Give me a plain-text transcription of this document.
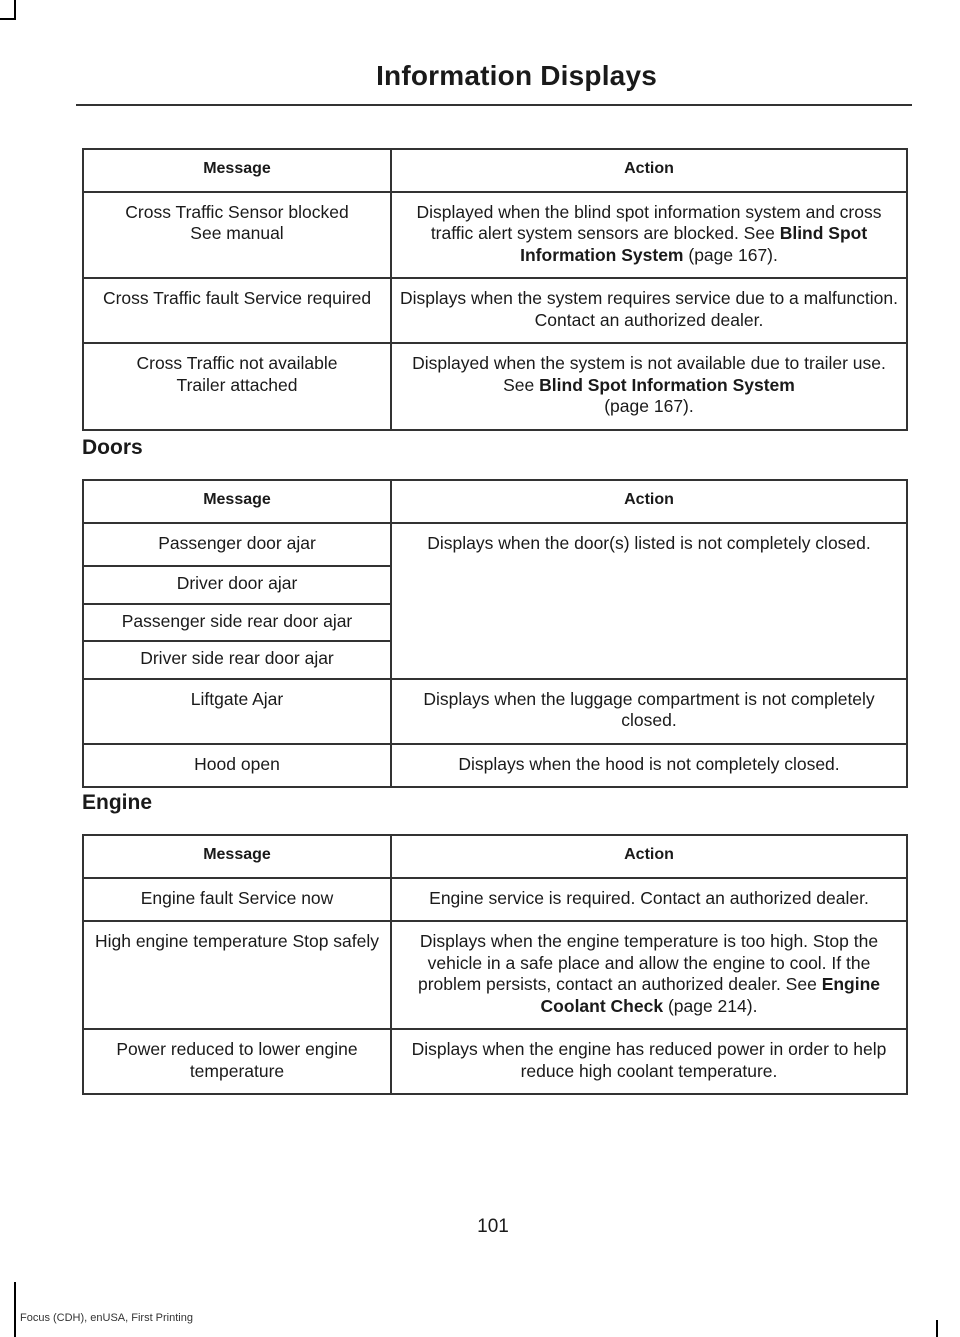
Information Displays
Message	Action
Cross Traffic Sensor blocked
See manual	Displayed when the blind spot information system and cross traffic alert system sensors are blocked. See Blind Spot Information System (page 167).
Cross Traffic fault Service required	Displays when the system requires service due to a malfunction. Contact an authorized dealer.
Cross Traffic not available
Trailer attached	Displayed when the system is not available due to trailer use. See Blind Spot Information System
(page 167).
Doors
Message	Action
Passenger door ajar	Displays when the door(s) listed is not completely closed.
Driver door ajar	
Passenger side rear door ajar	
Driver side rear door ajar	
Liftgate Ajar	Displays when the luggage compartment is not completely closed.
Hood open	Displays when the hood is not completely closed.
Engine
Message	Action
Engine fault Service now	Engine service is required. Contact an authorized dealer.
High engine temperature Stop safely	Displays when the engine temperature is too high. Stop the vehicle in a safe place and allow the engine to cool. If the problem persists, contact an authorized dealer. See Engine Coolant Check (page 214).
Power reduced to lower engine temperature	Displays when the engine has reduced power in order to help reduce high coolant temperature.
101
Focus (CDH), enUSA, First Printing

⁂

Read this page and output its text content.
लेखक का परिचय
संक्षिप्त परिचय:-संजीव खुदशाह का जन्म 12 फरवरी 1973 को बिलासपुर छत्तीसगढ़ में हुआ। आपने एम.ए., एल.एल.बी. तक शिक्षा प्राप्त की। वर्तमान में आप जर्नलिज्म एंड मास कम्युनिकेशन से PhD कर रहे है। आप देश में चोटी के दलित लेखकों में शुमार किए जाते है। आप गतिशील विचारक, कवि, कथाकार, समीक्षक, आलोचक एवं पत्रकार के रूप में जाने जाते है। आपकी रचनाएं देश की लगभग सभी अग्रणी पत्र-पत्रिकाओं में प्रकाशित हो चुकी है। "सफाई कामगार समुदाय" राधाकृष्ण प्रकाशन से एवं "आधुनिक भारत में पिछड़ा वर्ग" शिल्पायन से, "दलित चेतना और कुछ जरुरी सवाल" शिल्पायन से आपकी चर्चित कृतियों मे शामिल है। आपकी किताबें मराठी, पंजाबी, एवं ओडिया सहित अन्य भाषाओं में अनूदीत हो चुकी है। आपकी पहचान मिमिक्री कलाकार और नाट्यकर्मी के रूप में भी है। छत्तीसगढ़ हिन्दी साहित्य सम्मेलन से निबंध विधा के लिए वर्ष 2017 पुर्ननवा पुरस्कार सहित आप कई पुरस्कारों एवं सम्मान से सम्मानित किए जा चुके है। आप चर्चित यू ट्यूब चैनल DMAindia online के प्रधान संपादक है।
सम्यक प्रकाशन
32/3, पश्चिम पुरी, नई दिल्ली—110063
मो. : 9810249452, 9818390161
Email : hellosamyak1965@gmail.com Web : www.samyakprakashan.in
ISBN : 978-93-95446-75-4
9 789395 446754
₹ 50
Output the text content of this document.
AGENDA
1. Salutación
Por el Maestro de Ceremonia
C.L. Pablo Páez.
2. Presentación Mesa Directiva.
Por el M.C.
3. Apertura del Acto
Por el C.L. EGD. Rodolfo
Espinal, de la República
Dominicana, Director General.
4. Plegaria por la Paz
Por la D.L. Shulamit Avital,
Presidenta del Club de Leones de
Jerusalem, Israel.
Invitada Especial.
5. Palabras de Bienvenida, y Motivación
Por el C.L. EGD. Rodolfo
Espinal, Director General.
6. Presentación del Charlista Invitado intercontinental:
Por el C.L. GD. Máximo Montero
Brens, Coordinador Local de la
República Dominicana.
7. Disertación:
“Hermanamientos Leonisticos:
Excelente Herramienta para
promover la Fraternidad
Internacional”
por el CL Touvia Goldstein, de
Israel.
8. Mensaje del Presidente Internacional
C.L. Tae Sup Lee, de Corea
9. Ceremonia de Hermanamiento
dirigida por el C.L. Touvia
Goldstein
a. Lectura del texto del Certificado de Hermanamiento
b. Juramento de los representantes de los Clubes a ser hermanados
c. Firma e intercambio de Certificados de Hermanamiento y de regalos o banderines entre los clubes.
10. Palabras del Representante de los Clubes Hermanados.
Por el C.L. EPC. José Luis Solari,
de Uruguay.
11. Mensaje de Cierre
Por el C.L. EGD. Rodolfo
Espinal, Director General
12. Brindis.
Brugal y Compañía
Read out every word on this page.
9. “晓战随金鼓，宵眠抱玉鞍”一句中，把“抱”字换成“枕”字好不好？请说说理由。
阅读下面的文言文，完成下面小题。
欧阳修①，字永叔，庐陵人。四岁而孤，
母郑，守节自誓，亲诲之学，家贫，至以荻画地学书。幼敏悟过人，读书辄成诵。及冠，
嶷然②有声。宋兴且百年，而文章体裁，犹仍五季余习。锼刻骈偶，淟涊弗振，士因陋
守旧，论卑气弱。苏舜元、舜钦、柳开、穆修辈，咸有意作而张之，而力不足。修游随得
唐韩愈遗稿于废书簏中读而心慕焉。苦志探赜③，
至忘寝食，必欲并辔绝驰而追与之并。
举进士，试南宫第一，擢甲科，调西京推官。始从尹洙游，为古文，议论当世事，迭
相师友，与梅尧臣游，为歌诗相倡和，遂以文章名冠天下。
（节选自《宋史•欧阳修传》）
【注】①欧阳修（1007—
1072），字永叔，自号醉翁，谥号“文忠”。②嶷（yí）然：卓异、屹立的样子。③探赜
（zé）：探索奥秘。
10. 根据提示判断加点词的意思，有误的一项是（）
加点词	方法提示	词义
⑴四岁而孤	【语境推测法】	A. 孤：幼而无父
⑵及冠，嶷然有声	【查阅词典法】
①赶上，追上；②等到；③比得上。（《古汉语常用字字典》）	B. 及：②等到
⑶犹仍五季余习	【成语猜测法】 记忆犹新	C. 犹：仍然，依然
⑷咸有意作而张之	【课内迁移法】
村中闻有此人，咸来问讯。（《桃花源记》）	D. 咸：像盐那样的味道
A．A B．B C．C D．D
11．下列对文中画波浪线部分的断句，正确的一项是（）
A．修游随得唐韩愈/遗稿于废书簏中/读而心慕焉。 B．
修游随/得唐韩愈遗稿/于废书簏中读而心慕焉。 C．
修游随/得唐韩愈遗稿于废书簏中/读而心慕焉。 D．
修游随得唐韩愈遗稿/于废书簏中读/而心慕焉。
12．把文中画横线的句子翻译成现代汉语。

⁂

Task details: In the records above, find each line that holds the word "Internacional"; copy all such lines.

Finished task:
Internacional”
8. Mensaje del Presidente Internacional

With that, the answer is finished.